### REQUEST
Check every line below for the word "document" and show those that hold it.

### DATA TO PROCESS
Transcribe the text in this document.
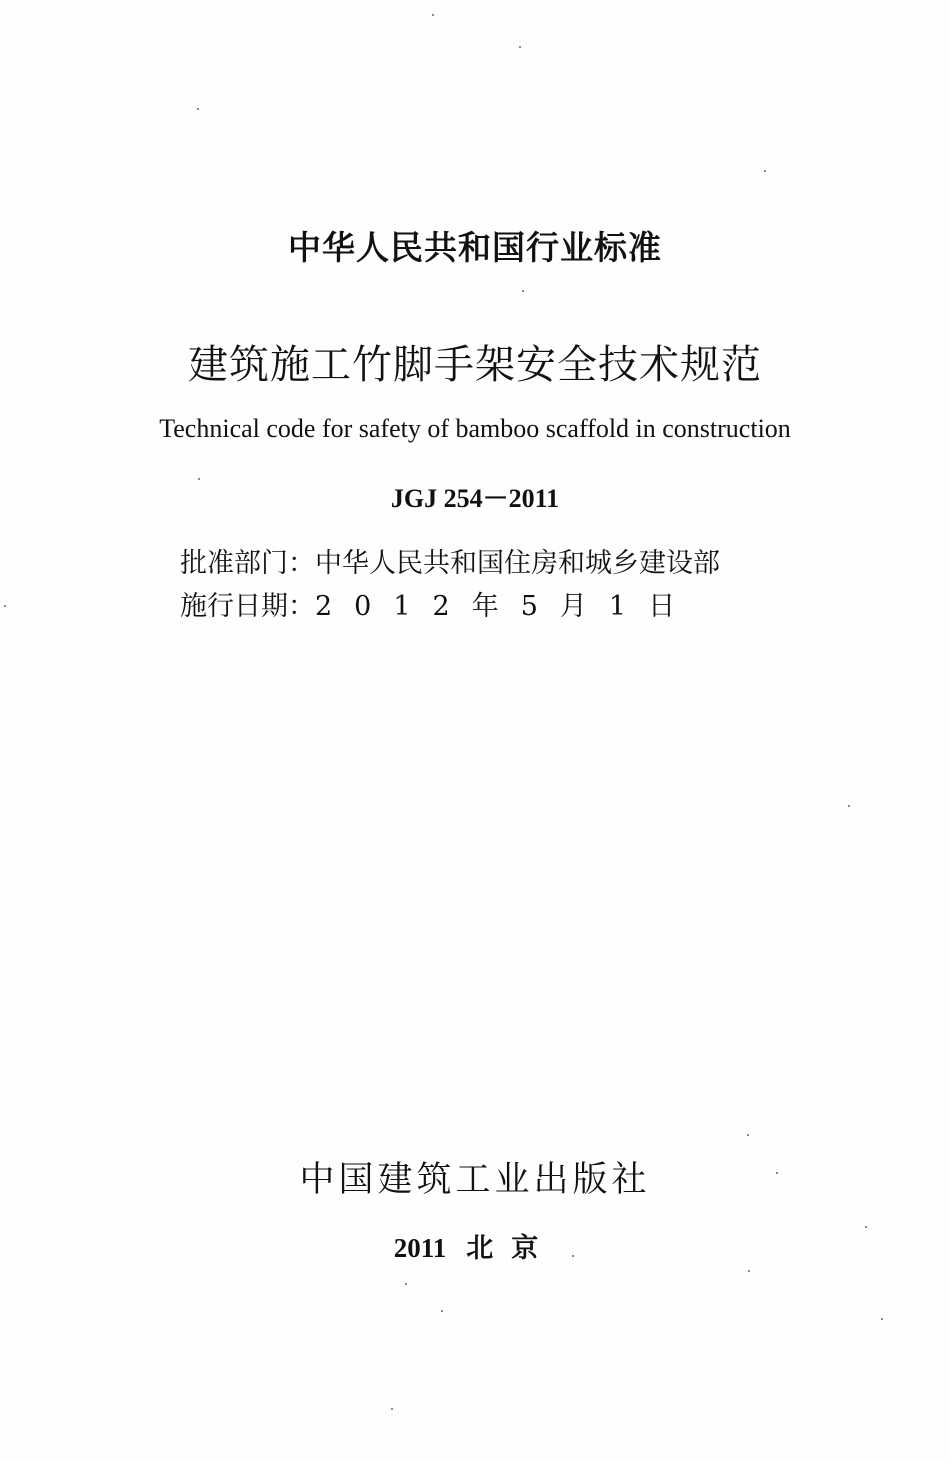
中华人民共和国行业标准
建筑施工竹脚手架安全技术规范
Technical code for safety of bamboo scaffold in construction
JGJ 254－2011
批准部门：中华人民共和国住房和城乡建设部
施行日期：2012年5月1日
中国建筑工业出版社
2011 北京
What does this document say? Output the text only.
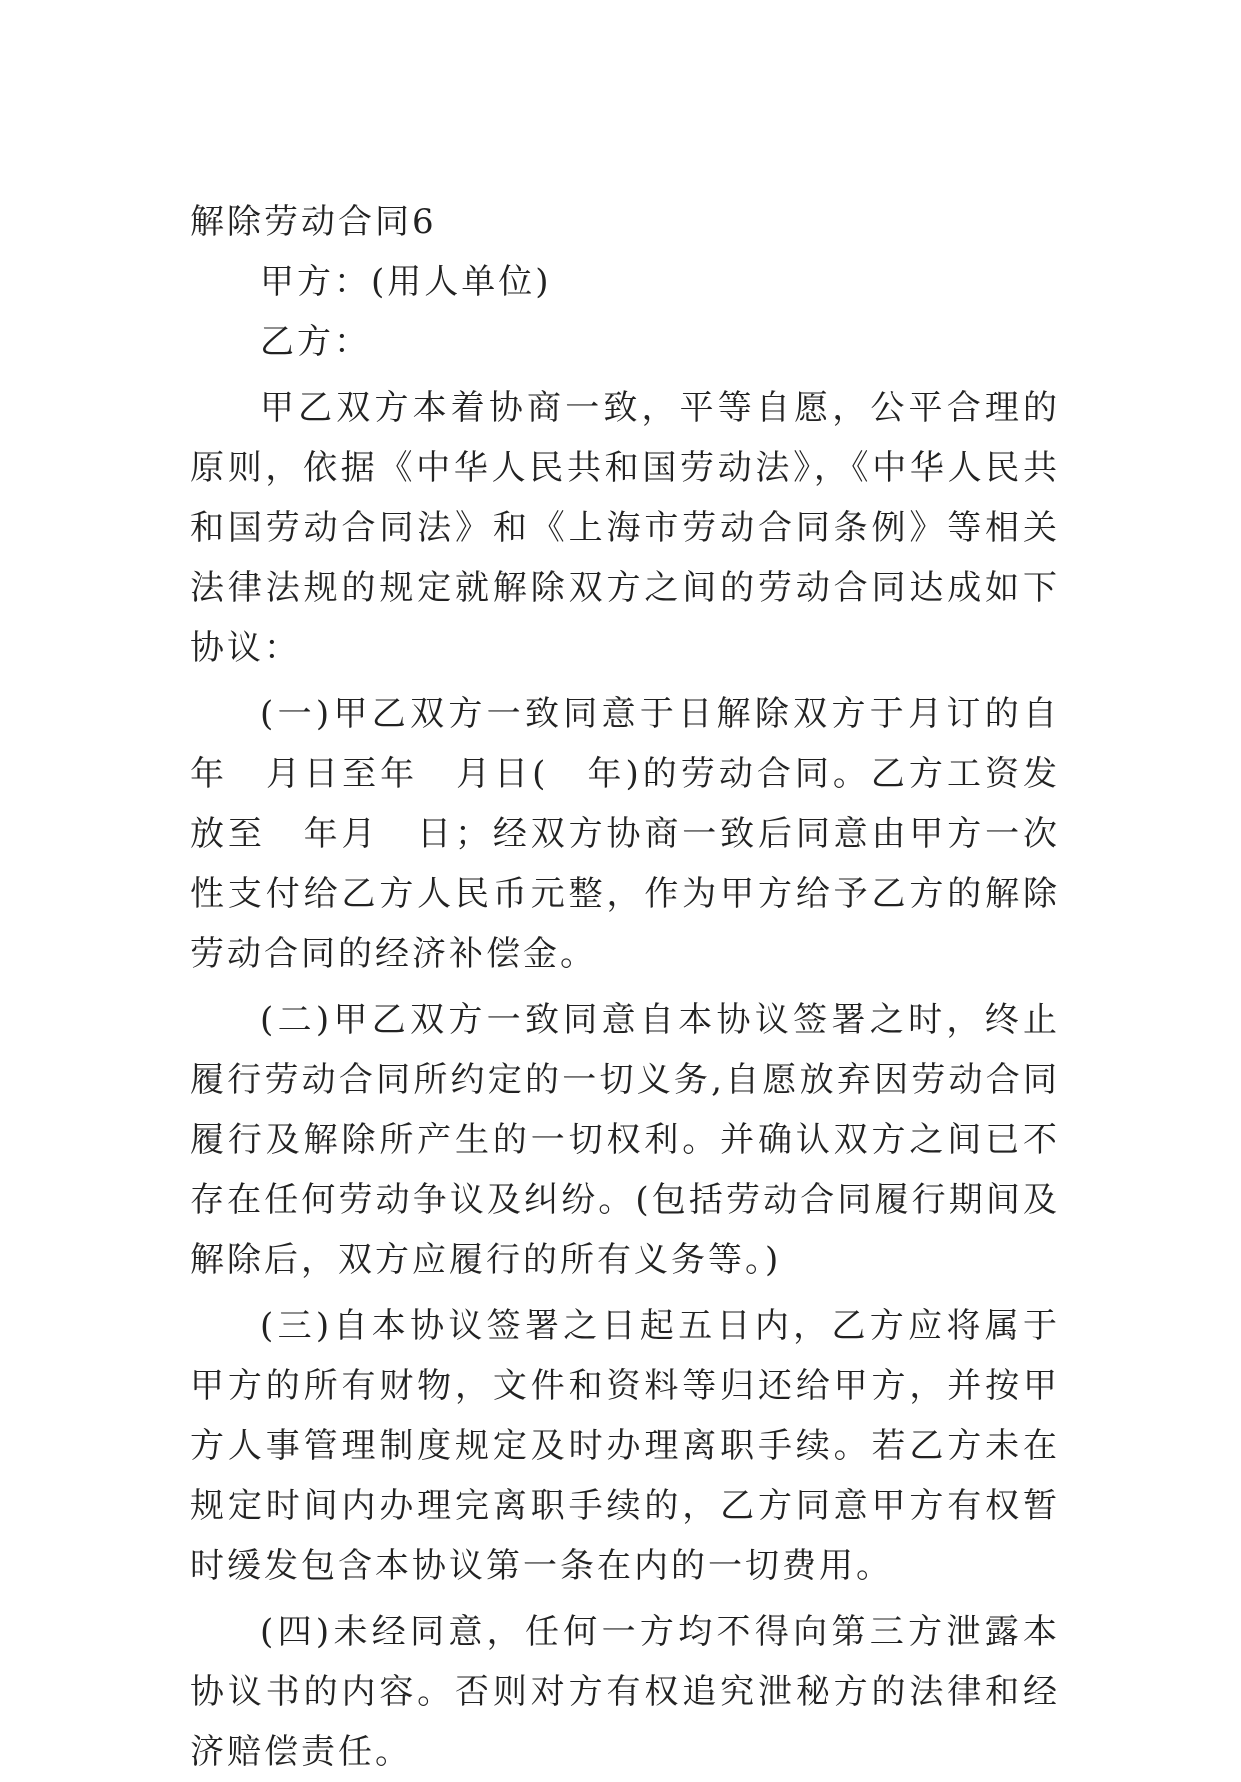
解除劳动合同6

甲方：(用人单位)

乙方：

甲乙双方本着协商一致，平等自愿，公平合理的原则，依据《中华人民共和国劳动法》，《中华人民共和国劳动合同法》和《上海市劳动合同条例》等相关法律法规的规定就解除双方之间的劳动合同达成如下协议：

(一)甲乙双方一致同意于日解除双方于月订的自　年　月日至年　月日(　年)的劳动合同。乙方工资发放至　年月　日；经双方协商一致后同意由甲方一次性支付给乙方人民币元整，作为甲方给予乙方的解除劳动合同的经济补偿金。

(二)甲乙双方一致同意自本协议签署之时，终止履行劳动合同所约定的一切义务,自愿放弃因劳动合同履行及解除所产生的一切权利。并确认双方之间已不存在任何劳动争议及纠纷。(包括劳动合同履行期间及解除后，双方应履行的所有义务等。)

(三)自本协议签署之日起五日内，乙方应将属于甲方的所有财物，文件和资料等归还给甲方，并按甲方人事管理制度规定及时办理离职手续。若乙方未在规定时间内办理完离职手续的，乙方同意甲方有权暂时缓发包含本协议第一条在内的一切费用。

(四)未经同意，任何一方均不得向第三方泄露本协议书的内容。否则对方有权追究泄秘方的法律和经济赔偿责任。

### EXERCISE RESULT
Transcribe the text in this document.
What does this document say? Output the text only.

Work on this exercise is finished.